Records
[Start]

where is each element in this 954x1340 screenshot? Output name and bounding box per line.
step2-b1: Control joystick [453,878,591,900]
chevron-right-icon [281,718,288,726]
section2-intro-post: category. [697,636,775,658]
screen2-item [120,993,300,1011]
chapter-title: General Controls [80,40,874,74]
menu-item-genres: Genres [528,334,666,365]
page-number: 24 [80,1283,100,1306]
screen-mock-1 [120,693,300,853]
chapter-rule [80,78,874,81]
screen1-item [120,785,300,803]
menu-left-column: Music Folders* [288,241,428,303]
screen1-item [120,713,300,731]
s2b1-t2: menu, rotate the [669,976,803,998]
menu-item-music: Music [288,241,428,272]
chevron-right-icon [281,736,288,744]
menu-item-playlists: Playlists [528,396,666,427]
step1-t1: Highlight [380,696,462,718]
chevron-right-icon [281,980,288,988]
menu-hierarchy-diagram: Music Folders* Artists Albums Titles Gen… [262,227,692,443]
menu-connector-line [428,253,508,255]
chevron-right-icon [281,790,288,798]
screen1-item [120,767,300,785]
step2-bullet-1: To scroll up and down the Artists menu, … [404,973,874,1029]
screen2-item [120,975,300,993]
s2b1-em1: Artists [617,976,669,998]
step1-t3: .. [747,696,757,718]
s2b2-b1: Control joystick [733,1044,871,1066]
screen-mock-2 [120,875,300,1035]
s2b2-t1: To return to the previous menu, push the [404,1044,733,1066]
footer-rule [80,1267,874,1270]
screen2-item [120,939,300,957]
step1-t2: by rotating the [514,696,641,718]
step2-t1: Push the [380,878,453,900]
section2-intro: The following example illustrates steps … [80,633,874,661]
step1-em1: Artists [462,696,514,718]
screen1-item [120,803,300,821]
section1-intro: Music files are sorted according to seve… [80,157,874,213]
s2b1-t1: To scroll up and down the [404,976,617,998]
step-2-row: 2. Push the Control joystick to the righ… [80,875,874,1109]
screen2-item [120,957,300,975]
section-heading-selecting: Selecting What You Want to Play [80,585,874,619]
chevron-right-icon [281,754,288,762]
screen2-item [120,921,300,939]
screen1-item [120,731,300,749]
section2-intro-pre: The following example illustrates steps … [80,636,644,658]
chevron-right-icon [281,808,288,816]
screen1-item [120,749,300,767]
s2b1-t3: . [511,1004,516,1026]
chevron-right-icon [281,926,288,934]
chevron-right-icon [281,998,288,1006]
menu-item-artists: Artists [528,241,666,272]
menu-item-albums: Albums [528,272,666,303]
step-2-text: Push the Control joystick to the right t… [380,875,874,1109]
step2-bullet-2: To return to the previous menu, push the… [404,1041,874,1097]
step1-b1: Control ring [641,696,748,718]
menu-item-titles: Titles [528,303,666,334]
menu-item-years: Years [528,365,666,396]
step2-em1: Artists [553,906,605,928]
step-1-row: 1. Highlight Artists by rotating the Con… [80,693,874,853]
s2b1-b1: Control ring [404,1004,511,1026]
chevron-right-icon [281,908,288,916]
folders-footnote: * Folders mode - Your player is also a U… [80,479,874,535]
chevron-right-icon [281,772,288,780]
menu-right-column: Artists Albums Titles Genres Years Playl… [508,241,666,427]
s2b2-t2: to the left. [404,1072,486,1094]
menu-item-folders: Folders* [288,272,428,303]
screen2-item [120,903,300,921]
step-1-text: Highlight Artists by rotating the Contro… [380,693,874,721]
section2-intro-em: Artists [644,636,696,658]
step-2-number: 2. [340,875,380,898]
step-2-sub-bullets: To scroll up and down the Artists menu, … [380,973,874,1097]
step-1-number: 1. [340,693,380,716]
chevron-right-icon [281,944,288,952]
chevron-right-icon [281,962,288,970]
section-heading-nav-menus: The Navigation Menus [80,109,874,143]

[End]

_Exercise instructions_. Reproduce all of the rows above line for line, with every character unchanged.

_Output below_.
where is each element in this 954x1340 screenshot? Output name and bounding box per line.
step2-b1: Control joystick [453,878,591,900]
chevron-right-icon [281,718,288,726]
section2-intro-post: category. [697,636,775,658]
screen2-item [120,993,300,1011]
chapter-title: General Controls [80,40,874,74]
menu-item-genres: Genres [528,334,666,365]
page-number: 24 [80,1283,100,1306]
screen-mock-1 [120,693,300,853]
chapter-rule [80,78,874,81]
screen1-item [120,785,300,803]
menu-left-column: Music Folders* [288,241,428,303]
screen1-item [120,713,300,731]
s2b1-t2: menu, rotate the [669,976,803,998]
menu-item-music: Music [288,241,428,272]
chevron-right-icon [281,736,288,744]
menu-item-playlists: Playlists [528,396,666,427]
step1-t1: Highlight [380,696,462,718]
chevron-right-icon [281,980,288,988]
menu-hierarchy-diagram: Music Folders* Artists Albums Titles Gen… [262,227,692,443]
menu-connector-line [428,253,508,255]
chevron-right-icon [281,790,288,798]
screen1-item [120,767,300,785]
step2-bullet-1: To scroll up and down the Artists menu, … [404,973,874,1029]
screen2-item [120,975,300,993]
s2b1-em1: Artists [617,976,669,998]
step1-t3: .. [747,696,757,718]
s2b2-b1: Control joystick [733,1044,871,1066]
screen-mock-2 [120,875,300,1035]
s2b2-t1: To return to the previous menu, push the [404,1044,733,1066]
footer-rule [80,1267,874,1270]
screen2-item [120,939,300,957]
step1-t2: by rotating the [514,696,641,718]
step2-t1: Push the [380,878,453,900]
section2-intro: The following example illustrates steps … [80,633,874,661]
step1-em1: Artists [462,696,514,718]
screen1-item [120,803,300,821]
section1-intro: Music files are sorted according to seve… [80,157,874,213]
s2b1-t1: To scroll up and down the [404,976,617,998]
step-2-row: 2. Push the Control joystick to the righ… [80,875,874,1109]
screen2-item [120,957,300,975]
section-heading-selecting: Selecting What You Want to Play [80,585,874,619]
chevron-right-icon [281,754,288,762]
screen2-item [120,921,300,939]
screen1-item [120,731,300,749]
section2-intro-pre: The following example illustrates steps … [80,636,644,658]
chevron-right-icon [281,808,288,816]
screen1-item [120,749,300,767]
s2b1-t3: . [511,1004,516,1026]
chevron-right-icon [281,926,288,934]
chevron-right-icon [281,998,288,1006]
menu-item-artists: Artists [528,241,666,272]
menu-item-albums: Albums [528,272,666,303]
step-2-text: Push the Control joystick to the right t… [380,875,874,1109]
step2-bullet-2: To return to the previous menu, push the… [404,1041,874,1097]
step1-b1: Control ring [641,696,748,718]
menu-item-titles: Titles [528,303,666,334]
menu-item-years: Years [528,365,666,396]
step2-em1: Artists [553,906,605,928]
step-1-row: 1. Highlight Artists by rotating the Con… [80,693,874,853]
s2b1-b1: Control ring [404,1004,511,1026]
chevron-right-icon [281,908,288,916]
folders-footnote: * Folders mode - Your player is also a U… [80,479,874,535]
chevron-right-icon [281,772,288,780]
menu-right-column: Artists Albums Titles Genres Years Playl… [508,241,666,427]
s2b2-t2: to the left. [404,1072,486,1094]
menu-item-folders: Folders* [288,272,428,303]
screen2-item [120,903,300,921]
step-1-text: Highlight Artists by rotating the Contro… [380,693,874,721]
section2-intro-em: Artists [644,636,696,658]
step-2-number: 2. [340,875,380,898]
step-2-sub-bullets: To scroll up and down the Artists menu, … [380,973,874,1097]
step-1-number: 1. [340,693,380,716]
chevron-right-icon [281,944,288,952]
chevron-right-icon [281,962,288,970]
section-heading-nav-menus: The Navigation Menus [80,109,874,143]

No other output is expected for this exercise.